*Exercise details*. Copy all of the material exactly. Pictures are not to appear in the copy.

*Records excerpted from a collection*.
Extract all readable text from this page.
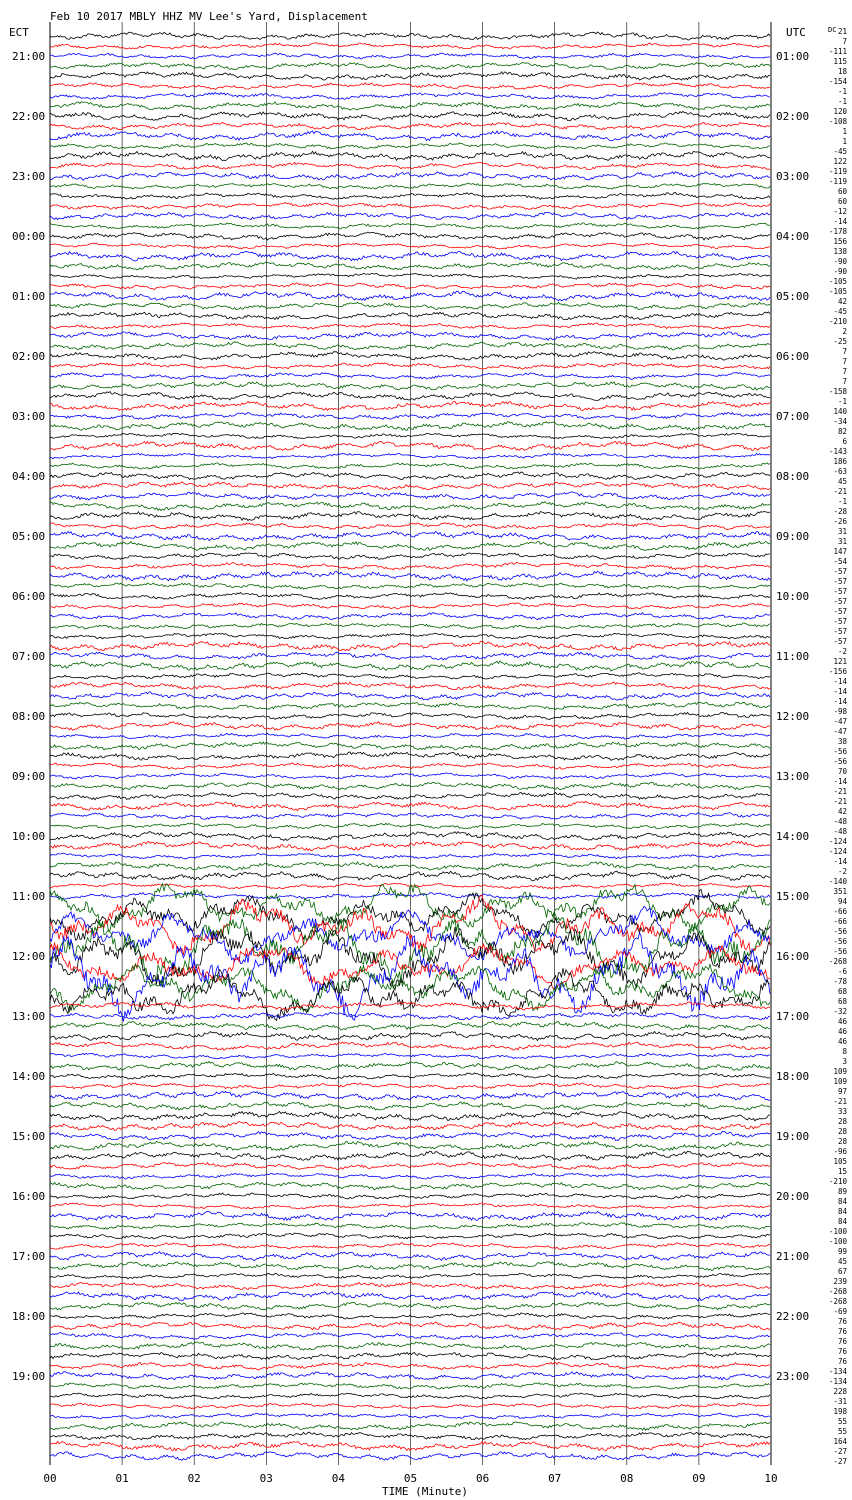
Feb 10 2017 MBLY HHZ MV Lee's Yard, Displacement
ECT	UTC	DC
21:00
22:00
23:00
00:00
01:00
02:00
03:00
04:00
05:00
06:00
07:00
08:00
09:00
10:00
11:00
12:00
13:00
14:00
15:00
16:00
17:00
18:00
19:00
01:00
02:00
03:00
04:00
05:00
06:00
07:00
08:00
09:00
10:00
11:00
12:00
13:00
14:00
15:00
16:00
17:00
18:00
19:00
20:00
21:00
22:00
23:00
21
7
-111
115
18
-154
-1
-1
120
-108
1
1
-45
122
-119
-119
60
60
-12
-14
-178
156
138
-90
-90
-105
-105
42
-45
-210
2
-25
7
7
7
7
-158
-1
140
-34
82
6
-143
186
-63
45
-21
-1
-28
-26
31
31
147
-54
-57
-57
-57
-57
-57
-57
-57
-57
-2
121
-156
-14
-14
-14
-98
-47
-47
38
-56
-56
70
-14
-21
-21
42
-48
-48
-124
-124
-14
-2
-140
351
94
-66
-66
-56
-56
-56
-268
-6
-78
68
68
-32
46
46
46
8
3
109
109
97
-21
33
28
28
28
-96
105
15
-210
89
84
84
84
-100
-100
99
45
67
239
-268
-268
-69
76
76
76
76
76
-134
-134
228
-31
198
55
55
164
-27
-27
00	01	02	03	04	05	06	07	08	09	10
TIME (Minute)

*The reply*.
Extract all readable text from this page.
Feb 10 2017 MBLY HHZ MV Lee's Yard, Displacement
ECT	UTC	DC
21:00
22:00
23:00
00:00
01:00
02:00
03:00
04:00
05:00
06:00
07:00
08:00
09:00
10:00
11:00
12:00
13:00
14:00
15:00
16:00
17:00
18:00
19:00
01:00
02:00
03:00
04:00
05:00
06:00
07:00
08:00
09:00
10:00
11:00
12:00
13:00
14:00
15:00
16:00
17:00
18:00
19:00
20:00
21:00
22:00
23:00
21
7
-111
115
18
-154
-1
-1
120
-108
1
1
-45
122
-119
-119
60
60
-12
-14
-178
156
138
-90
-90
-105
-105
42
-45
-210
2
-25
7
7
7
7
-158
-1
140
-34
82
6
-143
186
-63
45
-21
-1
-28
-26
31
31
147
-54
-57
-57
-57
-57
-57
-57
-57
-57
-2
121
-156
-14
-14
-14
-98
-47
-47
38
-56
-56
70
-14
-21
-21
42
-48
-48
-124
-124
-14
-2
-140
351
94
-66
-66
-56
-56
-56
-268
-6
-78
68
68
-32
46
46
46
8
3
109
109
97
-21
33
28
28
28
-96
105
15
-210
89
84
84
84
-100
-100
99
45
67
239
-268
-268
-69
76
76
76
76
76
-134
-134
228
-31
198
55
55
164
-27
-27
00	01	02	03	04	05	06	07	08	09	10
TIME (Minute)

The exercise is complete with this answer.